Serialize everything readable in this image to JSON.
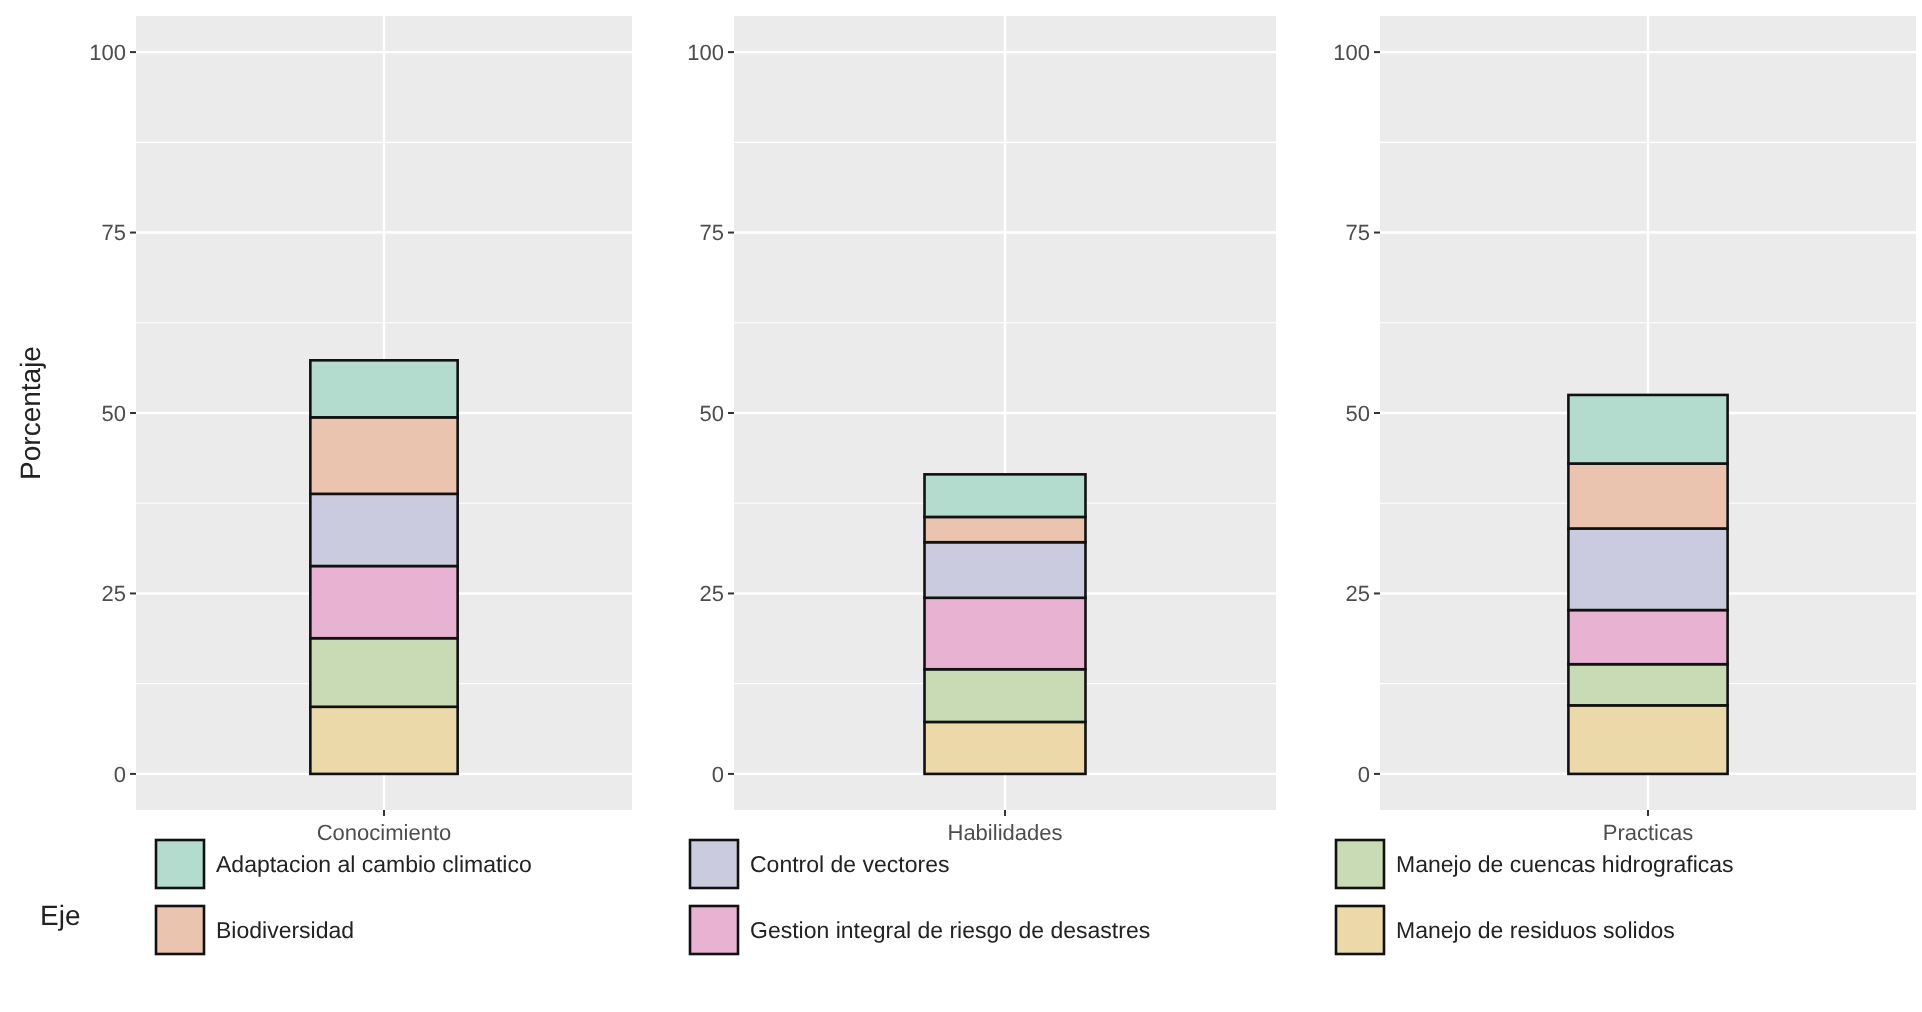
{
  "chart_data": [
    {
      "type": "bar",
      "stacked": true,
      "ylabel": "Porcentaje",
      "legend": "bottom",
      "legend_title": "Eje",
      "grid": true,
      "categories": [
        "Conocimiento"
      ],
      "ylim": [
        -5,
        105
      ],
      "yticks": [
        0,
        25,
        50,
        75,
        100
      ],
      "series": [
        {
          "name": "Manejo de residuos solidos",
          "color": "#ecd9aa",
          "values": [
            9.3
          ]
        },
        {
          "name": "Manejo de cuencas hidrograficas",
          "color": "#c9dbb5",
          "values": [
            9.5
          ]
        },
        {
          "name": "Gestion integral de riesgo de desastres",
          "color": "#e8b3d2",
          "values": [
            10.0
          ]
        },
        {
          "name": "Control de vectores",
          "color": "#cbcbdf",
          "values": [
            10.0
          ]
        },
        {
          "name": "Biodiversidad",
          "color": "#eac4ae",
          "values": [
            10.6
          ]
        },
        {
          "name": "Adaptacion al cambio climatico",
          "color": "#b3dccf",
          "values": [
            7.9
          ]
        }
      ]
    },
    {
      "type": "bar",
      "stacked": true,
      "grid": true,
      "categories": [
        "Habilidades"
      ],
      "ylim": [
        -5,
        105
      ],
      "yticks": [
        0,
        25,
        50,
        75,
        100
      ],
      "series": [
        {
          "color": "#ecd9aa",
          "values": [
            7.2
          ]
        },
        {
          "color": "#c9dbb5",
          "values": [
            7.3
          ]
        },
        {
          "color": "#e8b3d2",
          "values": [
            9.9
          ]
        },
        {
          "color": "#cbcbdf",
          "values": [
            7.7
          ]
        },
        {
          "color": "#eac4ae",
          "values": [
            3.5
          ]
        },
        {
          "color": "#b3dccf",
          "values": [
            5.9
          ]
        }
      ]
    },
    {
      "type": "bar",
      "stacked": true,
      "grid": true,
      "categories": [
        "Practicas"
      ],
      "ylim": [
        -5,
        105
      ],
      "yticks": [
        0,
        25,
        50,
        75,
        100
      ],
      "series": [
        {
          "color": "#ecd9aa",
          "values": [
            9.5
          ]
        },
        {
          "color": "#c9dbb5",
          "values": [
            5.7
          ]
        },
        {
          "color": "#e8b3d2",
          "values": [
            7.5
          ]
        },
        {
          "color": "#cbcbdf",
          "values": [
            11.3
          ]
        },
        {
          "color": "#eac4ae",
          "values": [
            9.0
          ]
        },
        {
          "color": "#b3dccf",
          "values": [
            9.5
          ]
        }
      ]
    }
  ]
}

○ ○ ○ ○ ○ ○ ○

**Task requirements:**
Working from the lines above, reproduce the material exactly and exclude its pictures.

**Complete answer:**
Serialize everything readable in this image to JSON.
{
  "chart_data": [
    {
      "type": "bar",
      "stacked": true,
      "ylabel": "Porcentaje",
      "legend": "bottom",
      "legend_title": "Eje",
      "grid": true,
      "categories": [
        "Conocimiento"
      ],
      "ylim": [
        -5,
        105
      ],
      "yticks": [
        0,
        25,
        50,
        75,
        100
      ],
      "series": [
        {
          "name": "Manejo de residuos solidos",
          "color": "#ecd9aa",
          "values": [
            9.3
          ]
        },
        {
          "name": "Manejo de cuencas hidrograficas",
          "color": "#c9dbb5",
          "values": [
            9.5
          ]
        },
        {
          "name": "Gestion integral de riesgo de desastres",
          "color": "#e8b3d2",
          "values": [
            10.0
          ]
        },
        {
          "name": "Control de vectores",
          "color": "#cbcbdf",
          "values": [
            10.0
          ]
        },
        {
          "name": "Biodiversidad",
          "color": "#eac4ae",
          "values": [
            10.6
          ]
        },
        {
          "name": "Adaptacion al cambio climatico",
          "color": "#b3dccf",
          "values": [
            7.9
          ]
        }
      ]
    },
    {
      "type": "bar",
      "stacked": true,
      "grid": true,
      "categories": [
        "Habilidades"
      ],
      "ylim": [
        -5,
        105
      ],
      "yticks": [
        0,
        25,
        50,
        75,
        100
      ],
      "series": [
        {
          "color": "#ecd9aa",
          "values": [
            7.2
          ]
        },
        {
          "color": "#c9dbb5",
          "values": [
            7.3
          ]
        },
        {
          "color": "#e8b3d2",
          "values": [
            9.9
          ]
        },
        {
          "color": "#cbcbdf",
          "values": [
            7.7
          ]
        },
        {
          "color": "#eac4ae",
          "values": [
            3.5
          ]
        },
        {
          "color": "#b3dccf",
          "values": [
            5.9
          ]
        }
      ]
    },
    {
      "type": "bar",
      "stacked": true,
      "grid": true,
      "categories": [
        "Practicas"
      ],
      "ylim": [
        -5,
        105
      ],
      "yticks": [
        0,
        25,
        50,
        75,
        100
      ],
      "series": [
        {
          "color": "#ecd9aa",
          "values": [
            9.5
          ]
        },
        {
          "color": "#c9dbb5",
          "values": [
            5.7
          ]
        },
        {
          "color": "#e8b3d2",
          "values": [
            7.5
          ]
        },
        {
          "color": "#cbcbdf",
          "values": [
            11.3
          ]
        },
        {
          "color": "#eac4ae",
          "values": [
            9.0
          ]
        },
        {
          "color": "#b3dccf",
          "values": [
            9.5
          ]
        }
      ]
    }
  ]
}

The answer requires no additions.